Stated task:
Reproduce the material in full, unchanged.

Exercise inputs:

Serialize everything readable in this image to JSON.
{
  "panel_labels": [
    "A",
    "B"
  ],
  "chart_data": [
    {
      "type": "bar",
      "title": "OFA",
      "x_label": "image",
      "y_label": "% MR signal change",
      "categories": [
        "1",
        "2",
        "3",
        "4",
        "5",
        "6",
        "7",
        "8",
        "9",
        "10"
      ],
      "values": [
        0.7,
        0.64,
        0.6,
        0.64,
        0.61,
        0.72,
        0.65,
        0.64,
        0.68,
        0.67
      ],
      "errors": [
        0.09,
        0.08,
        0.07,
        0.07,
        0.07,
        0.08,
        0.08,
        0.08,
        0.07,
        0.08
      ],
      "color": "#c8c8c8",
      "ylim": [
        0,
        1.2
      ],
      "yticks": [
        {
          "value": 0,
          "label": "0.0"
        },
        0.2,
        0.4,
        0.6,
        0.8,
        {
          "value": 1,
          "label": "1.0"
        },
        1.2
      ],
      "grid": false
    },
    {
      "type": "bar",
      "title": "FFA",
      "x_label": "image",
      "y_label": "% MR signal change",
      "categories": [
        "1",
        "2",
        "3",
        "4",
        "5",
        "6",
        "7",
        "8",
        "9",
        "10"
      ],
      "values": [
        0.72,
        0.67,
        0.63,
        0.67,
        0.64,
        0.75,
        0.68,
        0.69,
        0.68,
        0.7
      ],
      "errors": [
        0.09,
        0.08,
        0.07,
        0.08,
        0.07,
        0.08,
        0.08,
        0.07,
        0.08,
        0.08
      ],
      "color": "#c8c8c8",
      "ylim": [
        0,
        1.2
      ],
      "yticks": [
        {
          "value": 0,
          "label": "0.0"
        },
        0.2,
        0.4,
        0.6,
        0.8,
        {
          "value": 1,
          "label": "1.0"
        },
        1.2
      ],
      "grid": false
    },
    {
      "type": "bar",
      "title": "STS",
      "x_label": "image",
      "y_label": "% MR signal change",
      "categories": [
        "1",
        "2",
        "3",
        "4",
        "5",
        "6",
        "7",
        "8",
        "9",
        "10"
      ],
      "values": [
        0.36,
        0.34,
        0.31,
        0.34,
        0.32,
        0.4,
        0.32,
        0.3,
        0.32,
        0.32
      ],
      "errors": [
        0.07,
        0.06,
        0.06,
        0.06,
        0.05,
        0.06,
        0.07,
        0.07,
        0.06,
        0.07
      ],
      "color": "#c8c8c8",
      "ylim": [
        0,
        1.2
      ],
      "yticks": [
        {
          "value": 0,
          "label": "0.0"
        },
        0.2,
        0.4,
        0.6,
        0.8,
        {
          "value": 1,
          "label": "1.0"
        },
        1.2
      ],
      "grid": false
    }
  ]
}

Reply to the exercise:
Serialize everything readable in this image to JSON.
{
  "panel_labels": [
    "A",
    "B"
  ],
  "chart_data": [
    {
      "type": "bar",
      "title": "OFA",
      "x_label": "image",
      "y_label": "% MR signal change",
      "categories": [
        "1",
        "2",
        "3",
        "4",
        "5",
        "6",
        "7",
        "8",
        "9",
        "10"
      ],
      "values": [
        0.7,
        0.64,
        0.6,
        0.64,
        0.61,
        0.72,
        0.65,
        0.64,
        0.68,
        0.67
      ],
      "errors": [
        0.09,
        0.08,
        0.07,
        0.07,
        0.07,
        0.08,
        0.08,
        0.08,
        0.07,
        0.08
      ],
      "color": "#c8c8c8",
      "ylim": [
        0,
        1.2
      ],
      "yticks": [
        {
          "value": 0,
          "label": "0.0"
        },
        0.2,
        0.4,
        0.6,
        0.8,
        {
          "value": 1,
          "label": "1.0"
        },
        1.2
      ],
      "grid": false
    },
    {
      "type": "bar",
      "title": "FFA",
      "x_label": "image",
      "y_label": "% MR signal change",
      "categories": [
        "1",
        "2",
        "3",
        "4",
        "5",
        "6",
        "7",
        "8",
        "9",
        "10"
      ],
      "values": [
        0.72,
        0.67,
        0.63,
        0.67,
        0.64,
        0.75,
        0.68,
        0.69,
        0.68,
        0.7
      ],
      "errors": [
        0.09,
        0.08,
        0.07,
        0.08,
        0.07,
        0.08,
        0.08,
        0.07,
        0.08,
        0.08
      ],
      "color": "#c8c8c8",
      "ylim": [
        0,
        1.2
      ],
      "yticks": [
        {
          "value": 0,
          "label": "0.0"
        },
        0.2,
        0.4,
        0.6,
        0.8,
        {
          "value": 1,
          "label": "1.0"
        },
        1.2
      ],
      "grid": false
    },
    {
      "type": "bar",
      "title": "STS",
      "x_label": "image",
      "y_label": "% MR signal change",
      "categories": [
        "1",
        "2",
        "3",
        "4",
        "5",
        "6",
        "7",
        "8",
        "9",
        "10"
      ],
      "values": [
        0.36,
        0.34,
        0.31,
        0.34,
        0.32,
        0.4,
        0.32,
        0.3,
        0.32,
        0.32
      ],
      "errors": [
        0.07,
        0.06,
        0.06,
        0.06,
        0.05,
        0.06,
        0.07,
        0.07,
        0.06,
        0.07
      ],
      "color": "#c8c8c8",
      "ylim": [
        0,
        1.2
      ],
      "yticks": [
        {
          "value": 0,
          "label": "0.0"
        },
        0.2,
        0.4,
        0.6,
        0.8,
        {
          "value": 1,
          "label": "1.0"
        },
        1.2
      ],
      "grid": false
    }
  ]
}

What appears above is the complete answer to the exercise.